• **GIVEN REQUEST**
Exactly repeat the material, dropping only the pictures.

• **RECORD SET**

====

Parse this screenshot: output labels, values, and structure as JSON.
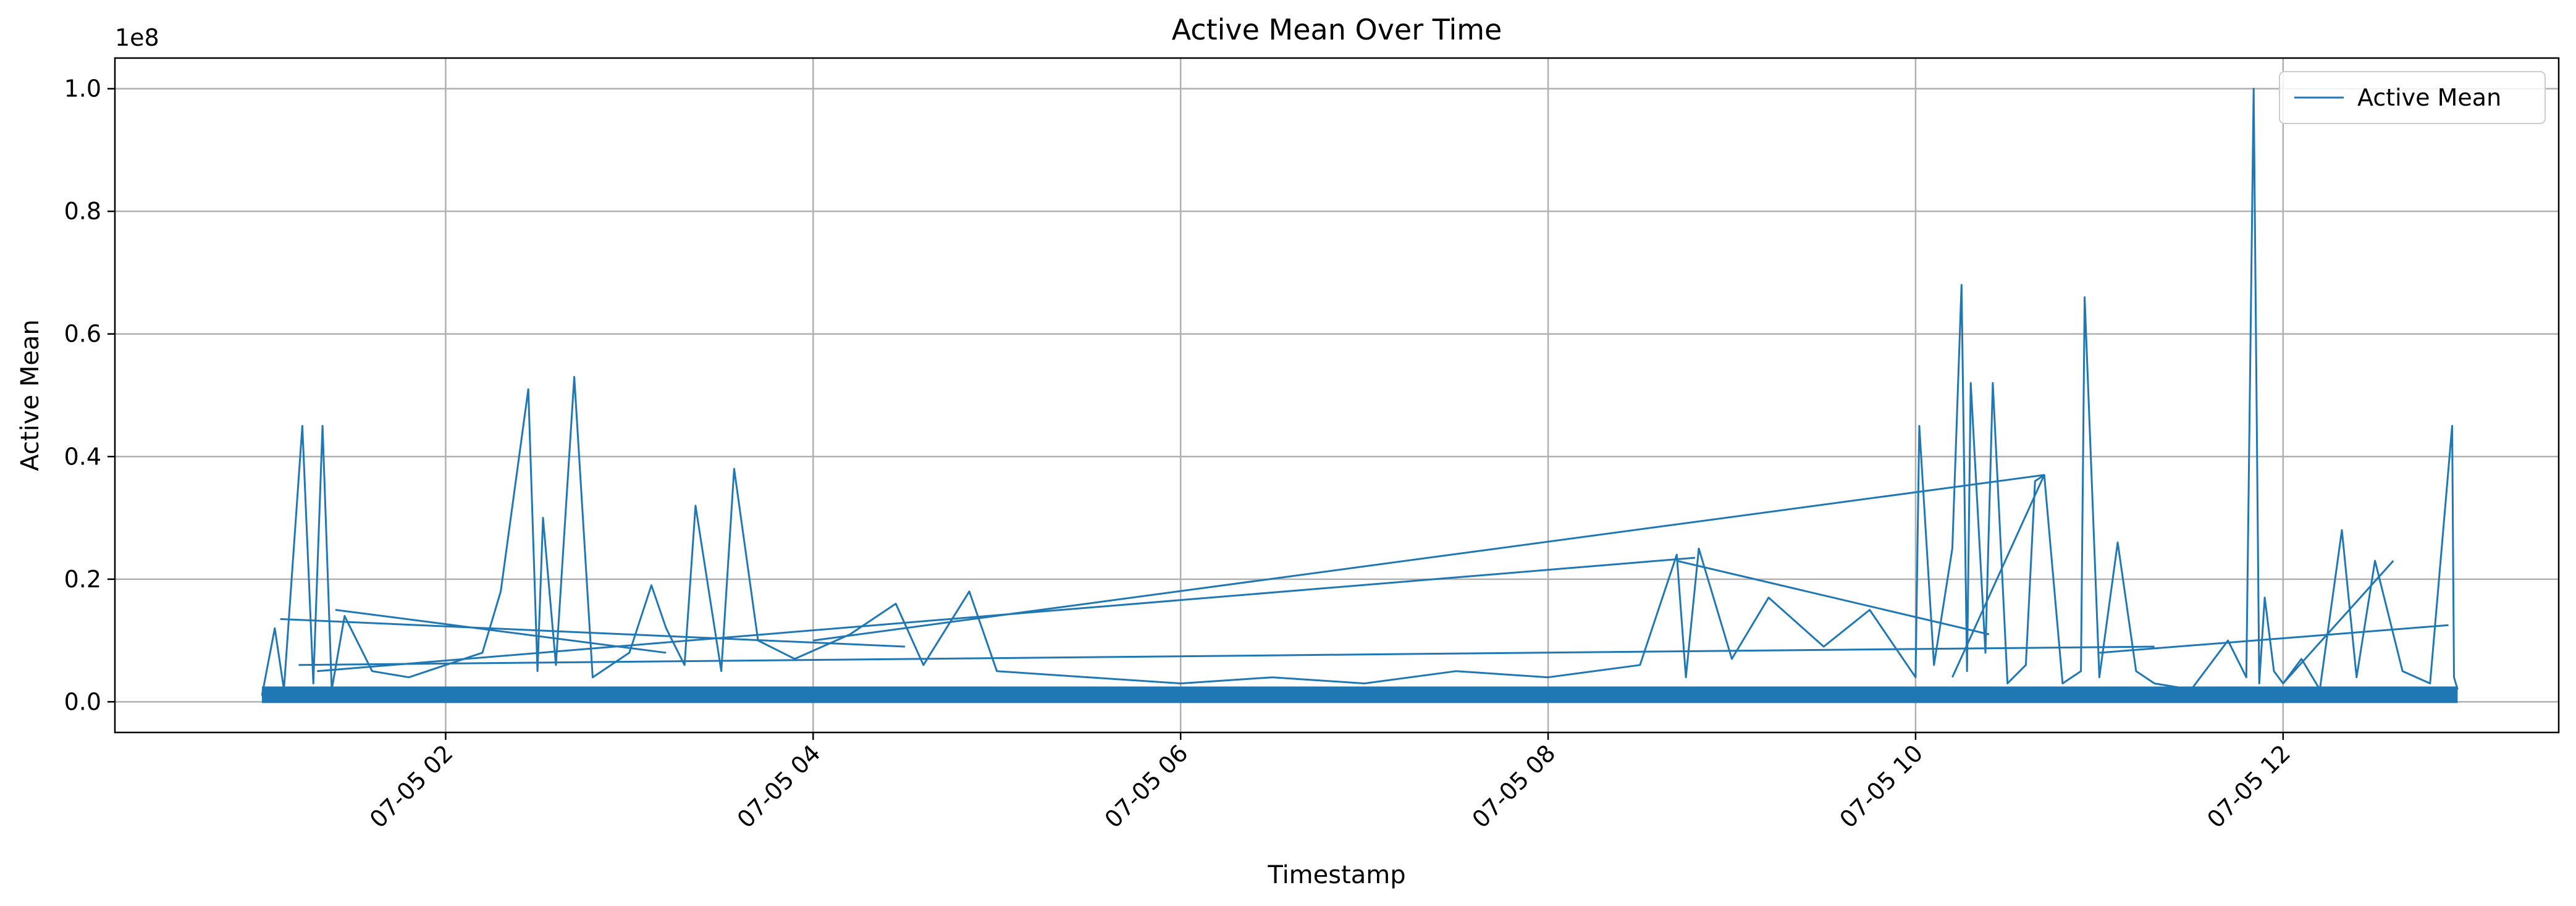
{
  "chart_data": {
    "type": "line",
    "title": "Active Mean Over Time",
    "xlabel": "Timestamp",
    "ylabel": "Active Mean",
    "y_multiplier_label": "1e8",
    "y_scale": 100000000,
    "x_unit": "hours on 07-05",
    "xlim": [
      0.2,
      13.5
    ],
    "ylim": [
      -0.05,
      1.05
    ],
    "xticks": [
      {
        "value": 2,
        "label": "07-05 02"
      },
      {
        "value": 4,
        "label": "07-05 04"
      },
      {
        "value": 6,
        "label": "07-05 06"
      },
      {
        "value": 8,
        "label": "07-05 08"
      },
      {
        "value": 10,
        "label": "07-05 10"
      },
      {
        "value": 12,
        "label": "07-05 12"
      }
    ],
    "yticks": [
      {
        "value": 0.0,
        "label": "0.0"
      },
      {
        "value": 0.2,
        "label": "0.2"
      },
      {
        "value": 0.4,
        "label": "0.4"
      },
      {
        "value": 0.6,
        "label": "0.6"
      },
      {
        "value": 0.8,
        "label": "0.8"
      },
      {
        "value": 1.0,
        "label": "1.0"
      }
    ],
    "grid": true,
    "legend_position": "top-right",
    "series": [
      {
        "name": "Active Mean",
        "color": "#1f77b4",
        "x": [
          1.0,
          1.07,
          1.12,
          1.22,
          1.28,
          1.33,
          1.38,
          1.45,
          1.6,
          1.8,
          2.0,
          2.2,
          2.3,
          2.45,
          2.5,
          2.53,
          2.6,
          2.7,
          2.8,
          3.0,
          3.12,
          3.2,
          3.3,
          3.36,
          3.5,
          3.57,
          3.7,
          3.9,
          4.2,
          4.45,
          4.6,
          4.85,
          5.0,
          5.5,
          6.0,
          6.5,
          7.0,
          7.5,
          8.0,
          8.5,
          8.7,
          8.75,
          8.82,
          9.0,
          9.2,
          9.5,
          9.75,
          10.0,
          10.02,
          10.1,
          10.2,
          10.25,
          10.28,
          10.3,
          10.38,
          10.42,
          10.5,
          10.6,
          10.65,
          10.7,
          10.8,
          10.9,
          10.92,
          11.0,
          11.1,
          11.2,
          11.3,
          11.5,
          11.7,
          11.8,
          11.84,
          11.87,
          11.9,
          11.95,
          12.0,
          12.1,
          12.2,
          12.32,
          12.4,
          12.5,
          12.65,
          12.8,
          12.92,
          12.93,
          12.95
        ],
        "y": [
          0.01,
          0.12,
          0.02,
          0.45,
          0.03,
          0.45,
          0.02,
          0.14,
          0.05,
          0.04,
          0.06,
          0.08,
          0.18,
          0.51,
          0.05,
          0.3,
          0.06,
          0.53,
          0.04,
          0.08,
          0.19,
          0.12,
          0.06,
          0.32,
          0.05,
          0.38,
          0.1,
          0.07,
          0.11,
          0.16,
          0.06,
          0.18,
          0.05,
          0.04,
          0.03,
          0.04,
          0.03,
          0.05,
          0.04,
          0.06,
          0.24,
          0.04,
          0.25,
          0.07,
          0.17,
          0.09,
          0.15,
          0.04,
          0.45,
          0.06,
          0.25,
          0.68,
          0.05,
          0.52,
          0.08,
          0.52,
          0.03,
          0.06,
          0.36,
          0.37,
          0.03,
          0.05,
          0.66,
          0.04,
          0.26,
          0.05,
          0.03,
          0.02,
          0.1,
          0.04,
          1.0,
          0.03,
          0.17,
          0.05,
          0.03,
          0.07,
          0.02,
          0.28,
          0.04,
          0.23,
          0.05,
          0.03,
          0.45,
          0.04,
          0.02
        ]
      }
    ]
  }
}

====

• **OUTPUT FOR THIS TASK**
Parse this screenshot: output labels, values, and structure as JSON.
{
  "chart_data": {
    "type": "line",
    "title": "Active Mean Over Time",
    "xlabel": "Timestamp",
    "ylabel": "Active Mean",
    "y_multiplier_label": "1e8",
    "y_scale": 100000000,
    "x_unit": "hours on 07-05",
    "xlim": [
      0.2,
      13.5
    ],
    "ylim": [
      -0.05,
      1.05
    ],
    "xticks": [
      {
        "value": 2,
        "label": "07-05 02"
      },
      {
        "value": 4,
        "label": "07-05 04"
      },
      {
        "value": 6,
        "label": "07-05 06"
      },
      {
        "value": 8,
        "label": "07-05 08"
      },
      {
        "value": 10,
        "label": "07-05 10"
      },
      {
        "value": 12,
        "label": "07-05 12"
      }
    ],
    "yticks": [
      {
        "value": 0.0,
        "label": "0.0"
      },
      {
        "value": 0.2,
        "label": "0.2"
      },
      {
        "value": 0.4,
        "label": "0.4"
      },
      {
        "value": 0.6,
        "label": "0.6"
      },
      {
        "value": 0.8,
        "label": "0.8"
      },
      {
        "value": 1.0,
        "label": "1.0"
      }
    ],
    "grid": true,
    "legend_position": "top-right",
    "series": [
      {
        "name": "Active Mean",
        "color": "#1f77b4",
        "x": [
          1.0,
          1.07,
          1.12,
          1.22,
          1.28,
          1.33,
          1.38,
          1.45,
          1.6,
          1.8,
          2.0,
          2.2,
          2.3,
          2.45,
          2.5,
          2.53,
          2.6,
          2.7,
          2.8,
          3.0,
          3.12,
          3.2,
          3.3,
          3.36,
          3.5,
          3.57,
          3.7,
          3.9,
          4.2,
          4.45,
          4.6,
          4.85,
          5.0,
          5.5,
          6.0,
          6.5,
          7.0,
          7.5,
          8.0,
          8.5,
          8.7,
          8.75,
          8.82,
          9.0,
          9.2,
          9.5,
          9.75,
          10.0,
          10.02,
          10.1,
          10.2,
          10.25,
          10.28,
          10.3,
          10.38,
          10.42,
          10.5,
          10.6,
          10.65,
          10.7,
          10.8,
          10.9,
          10.92,
          11.0,
          11.1,
          11.2,
          11.3,
          11.5,
          11.7,
          11.8,
          11.84,
          11.87,
          11.9,
          11.95,
          12.0,
          12.1,
          12.2,
          12.32,
          12.4,
          12.5,
          12.65,
          12.8,
          12.92,
          12.93,
          12.95
        ],
        "y": [
          0.01,
          0.12,
          0.02,
          0.45,
          0.03,
          0.45,
          0.02,
          0.14,
          0.05,
          0.04,
          0.06,
          0.08,
          0.18,
          0.51,
          0.05,
          0.3,
          0.06,
          0.53,
          0.04,
          0.08,
          0.19,
          0.12,
          0.06,
          0.32,
          0.05,
          0.38,
          0.1,
          0.07,
          0.11,
          0.16,
          0.06,
          0.18,
          0.05,
          0.04,
          0.03,
          0.04,
          0.03,
          0.05,
          0.04,
          0.06,
          0.24,
          0.04,
          0.25,
          0.07,
          0.17,
          0.09,
          0.15,
          0.04,
          0.45,
          0.06,
          0.25,
          0.68,
          0.05,
          0.52,
          0.08,
          0.52,
          0.03,
          0.06,
          0.36,
          0.37,
          0.03,
          0.05,
          0.66,
          0.04,
          0.26,
          0.05,
          0.03,
          0.02,
          0.1,
          0.04,
          1.0,
          0.03,
          0.17,
          0.05,
          0.03,
          0.07,
          0.02,
          0.28,
          0.04,
          0.23,
          0.05,
          0.03,
          0.45,
          0.04,
          0.02
        ]
      }
    ]
  }
}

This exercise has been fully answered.